-- begin Data excerpts --

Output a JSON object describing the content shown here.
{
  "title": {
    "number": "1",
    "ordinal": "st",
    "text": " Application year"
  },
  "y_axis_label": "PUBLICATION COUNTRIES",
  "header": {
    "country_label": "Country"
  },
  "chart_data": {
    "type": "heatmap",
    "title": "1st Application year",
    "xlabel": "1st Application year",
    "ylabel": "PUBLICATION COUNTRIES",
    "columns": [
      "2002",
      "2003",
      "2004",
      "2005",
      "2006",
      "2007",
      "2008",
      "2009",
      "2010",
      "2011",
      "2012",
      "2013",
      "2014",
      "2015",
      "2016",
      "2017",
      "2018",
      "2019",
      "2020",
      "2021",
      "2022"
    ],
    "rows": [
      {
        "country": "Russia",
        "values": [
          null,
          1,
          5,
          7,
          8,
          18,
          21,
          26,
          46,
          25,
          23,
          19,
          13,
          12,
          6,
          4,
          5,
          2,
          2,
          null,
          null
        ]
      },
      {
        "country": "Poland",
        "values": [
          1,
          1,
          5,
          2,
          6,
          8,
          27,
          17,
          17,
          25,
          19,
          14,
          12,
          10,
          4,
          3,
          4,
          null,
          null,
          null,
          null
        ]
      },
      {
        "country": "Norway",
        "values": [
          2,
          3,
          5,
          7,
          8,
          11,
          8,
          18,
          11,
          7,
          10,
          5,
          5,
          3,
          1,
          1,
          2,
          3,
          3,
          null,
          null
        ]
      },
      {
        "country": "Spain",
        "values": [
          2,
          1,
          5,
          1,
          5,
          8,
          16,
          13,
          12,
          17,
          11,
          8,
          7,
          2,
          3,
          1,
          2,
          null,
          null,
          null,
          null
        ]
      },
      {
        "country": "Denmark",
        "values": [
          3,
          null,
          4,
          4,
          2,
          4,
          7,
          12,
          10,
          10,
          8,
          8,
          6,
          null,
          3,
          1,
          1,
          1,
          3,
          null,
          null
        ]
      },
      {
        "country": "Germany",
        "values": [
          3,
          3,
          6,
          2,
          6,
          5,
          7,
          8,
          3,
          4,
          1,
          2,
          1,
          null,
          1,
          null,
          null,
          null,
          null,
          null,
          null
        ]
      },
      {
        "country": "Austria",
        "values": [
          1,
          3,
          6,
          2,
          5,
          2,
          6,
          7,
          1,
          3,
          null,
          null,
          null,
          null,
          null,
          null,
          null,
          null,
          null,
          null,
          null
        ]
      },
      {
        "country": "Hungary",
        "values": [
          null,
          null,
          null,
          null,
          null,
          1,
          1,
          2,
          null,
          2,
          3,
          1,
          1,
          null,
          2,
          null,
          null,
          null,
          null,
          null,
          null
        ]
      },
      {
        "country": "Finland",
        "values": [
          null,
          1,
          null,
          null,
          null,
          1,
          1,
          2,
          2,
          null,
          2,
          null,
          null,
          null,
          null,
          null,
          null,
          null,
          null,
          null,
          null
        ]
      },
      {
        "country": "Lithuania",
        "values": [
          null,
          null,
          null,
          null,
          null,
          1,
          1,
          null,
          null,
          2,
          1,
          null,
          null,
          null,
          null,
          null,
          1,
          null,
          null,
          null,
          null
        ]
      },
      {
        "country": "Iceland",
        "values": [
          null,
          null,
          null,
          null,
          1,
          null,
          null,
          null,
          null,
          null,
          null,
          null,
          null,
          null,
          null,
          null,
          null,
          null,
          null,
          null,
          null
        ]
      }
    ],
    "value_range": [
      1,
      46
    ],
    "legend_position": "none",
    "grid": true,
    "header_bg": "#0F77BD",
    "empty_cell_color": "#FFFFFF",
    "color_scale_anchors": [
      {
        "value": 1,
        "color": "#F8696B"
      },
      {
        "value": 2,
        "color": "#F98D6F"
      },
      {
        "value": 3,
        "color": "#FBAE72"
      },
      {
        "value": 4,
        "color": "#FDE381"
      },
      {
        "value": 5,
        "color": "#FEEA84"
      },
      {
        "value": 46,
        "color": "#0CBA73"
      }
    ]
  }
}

-- end Data excerpts --

**What the task requires**. Search the records for the word "COUNTRIES" and copy every line where it occurs.

**Worked answer**.
  "y_axis_label": "PUBLICATION COUNTRIES",
    "ylabel": "PUBLICATION COUNTRIES",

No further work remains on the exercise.